* **OBJECTIVE**:
Once the pictures are set aside, transcribe the remaining data exactly.
* Begin *
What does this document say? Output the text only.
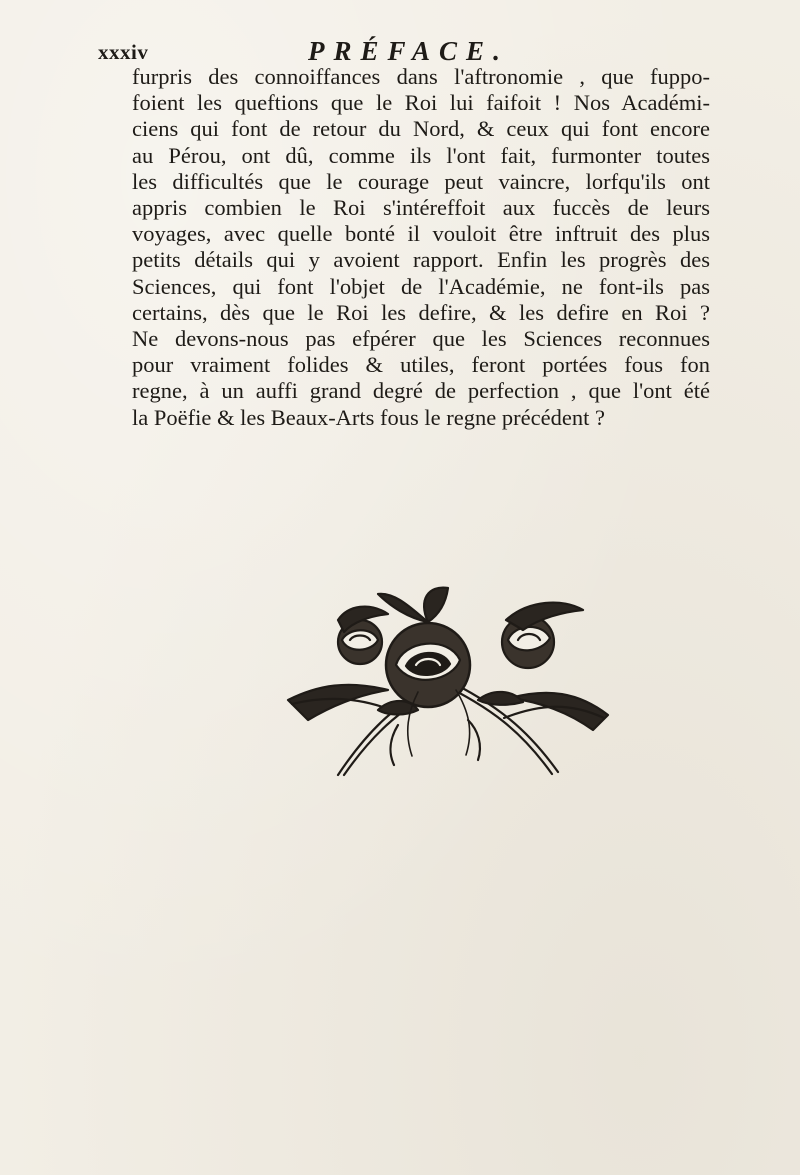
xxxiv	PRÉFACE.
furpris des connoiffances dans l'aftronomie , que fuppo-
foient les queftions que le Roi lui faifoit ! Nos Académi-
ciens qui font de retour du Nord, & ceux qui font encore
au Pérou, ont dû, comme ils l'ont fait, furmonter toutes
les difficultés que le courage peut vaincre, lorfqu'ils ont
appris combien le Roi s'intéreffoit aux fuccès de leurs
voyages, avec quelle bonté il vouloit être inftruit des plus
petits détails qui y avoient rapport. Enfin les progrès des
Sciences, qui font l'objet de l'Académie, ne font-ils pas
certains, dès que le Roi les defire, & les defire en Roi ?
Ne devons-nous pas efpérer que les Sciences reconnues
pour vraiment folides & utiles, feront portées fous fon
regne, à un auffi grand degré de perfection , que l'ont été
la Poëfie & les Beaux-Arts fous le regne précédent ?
* End *
* **SOLUTION TO THIS TASK**:
What does this document say? Output the text only.
xxxiv	PRÉFACE.
furpris des connoiffances dans l'aftronomie , que fuppo-
foient les queftions que le Roi lui faifoit ! Nos Académi-
ciens qui font de retour du Nord, & ceux qui font encore
au Pérou, ont dû, comme ils l'ont fait, furmonter toutes
les difficultés que le courage peut vaincre, lorfqu'ils ont
appris combien le Roi s'intéreffoit aux fuccès de leurs
voyages, avec quelle bonté il vouloit être inftruit des plus
petits détails qui y avoient rapport. Enfin les progrès des
Sciences, qui font l'objet de l'Académie, ne font-ils pas
certains, dès que le Roi les defire, & les defire en Roi ?
Ne devons-nous pas efpérer que les Sciences reconnues
pour vraiment folides & utiles, feront portées fous fon
regne, à un auffi grand degré de perfection , que l'ont été
la Poëfie & les Beaux-Arts fous le regne précédent ?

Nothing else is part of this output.